### GIVEN TASK
Using the listing below, give the number of lines where "grinning" appears, and nothing else.

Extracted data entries
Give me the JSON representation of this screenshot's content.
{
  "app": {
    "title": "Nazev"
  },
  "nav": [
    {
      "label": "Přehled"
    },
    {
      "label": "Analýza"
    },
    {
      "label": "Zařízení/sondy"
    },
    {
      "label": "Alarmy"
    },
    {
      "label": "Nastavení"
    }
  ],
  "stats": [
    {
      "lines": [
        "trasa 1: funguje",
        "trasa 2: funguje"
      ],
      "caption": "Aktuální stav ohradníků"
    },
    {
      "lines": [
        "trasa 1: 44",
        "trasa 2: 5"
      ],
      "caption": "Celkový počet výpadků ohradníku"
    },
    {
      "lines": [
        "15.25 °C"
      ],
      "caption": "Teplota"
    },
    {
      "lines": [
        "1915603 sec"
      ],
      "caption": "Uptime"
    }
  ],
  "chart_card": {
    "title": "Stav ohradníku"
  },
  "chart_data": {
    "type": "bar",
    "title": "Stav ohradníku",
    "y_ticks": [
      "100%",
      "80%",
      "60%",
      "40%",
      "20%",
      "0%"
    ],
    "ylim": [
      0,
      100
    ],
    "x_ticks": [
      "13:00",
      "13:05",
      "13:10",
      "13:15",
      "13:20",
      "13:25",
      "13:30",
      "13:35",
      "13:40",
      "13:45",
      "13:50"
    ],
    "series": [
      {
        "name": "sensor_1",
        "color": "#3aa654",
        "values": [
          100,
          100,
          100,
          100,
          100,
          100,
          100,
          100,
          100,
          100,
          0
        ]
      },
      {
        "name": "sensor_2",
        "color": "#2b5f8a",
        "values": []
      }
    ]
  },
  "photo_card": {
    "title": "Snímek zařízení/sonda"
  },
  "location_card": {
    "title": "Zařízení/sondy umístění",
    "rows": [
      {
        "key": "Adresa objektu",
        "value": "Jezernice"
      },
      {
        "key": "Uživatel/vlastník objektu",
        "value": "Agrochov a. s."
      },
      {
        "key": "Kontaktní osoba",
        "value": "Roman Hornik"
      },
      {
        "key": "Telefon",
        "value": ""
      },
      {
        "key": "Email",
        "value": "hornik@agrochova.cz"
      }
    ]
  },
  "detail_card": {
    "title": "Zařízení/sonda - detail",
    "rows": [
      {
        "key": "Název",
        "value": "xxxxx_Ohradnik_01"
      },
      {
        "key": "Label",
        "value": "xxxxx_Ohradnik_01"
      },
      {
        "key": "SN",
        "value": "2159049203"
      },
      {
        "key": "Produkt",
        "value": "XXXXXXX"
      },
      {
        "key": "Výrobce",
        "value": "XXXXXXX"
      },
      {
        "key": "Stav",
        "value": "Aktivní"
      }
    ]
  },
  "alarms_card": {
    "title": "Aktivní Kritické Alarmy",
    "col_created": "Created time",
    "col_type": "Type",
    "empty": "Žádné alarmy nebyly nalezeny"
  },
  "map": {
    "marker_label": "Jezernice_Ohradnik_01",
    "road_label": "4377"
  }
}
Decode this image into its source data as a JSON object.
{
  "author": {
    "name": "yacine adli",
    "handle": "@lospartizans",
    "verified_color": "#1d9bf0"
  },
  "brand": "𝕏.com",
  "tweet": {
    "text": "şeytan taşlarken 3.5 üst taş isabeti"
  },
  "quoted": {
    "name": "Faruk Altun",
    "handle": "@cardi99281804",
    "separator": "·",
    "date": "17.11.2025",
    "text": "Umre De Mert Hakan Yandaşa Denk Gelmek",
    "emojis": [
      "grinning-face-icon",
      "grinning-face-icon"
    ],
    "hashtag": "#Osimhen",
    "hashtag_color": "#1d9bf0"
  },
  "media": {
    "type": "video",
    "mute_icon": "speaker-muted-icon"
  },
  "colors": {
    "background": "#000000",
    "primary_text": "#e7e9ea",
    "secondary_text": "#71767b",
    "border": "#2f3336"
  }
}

### SOLUTION TO THIS EXERCISE
2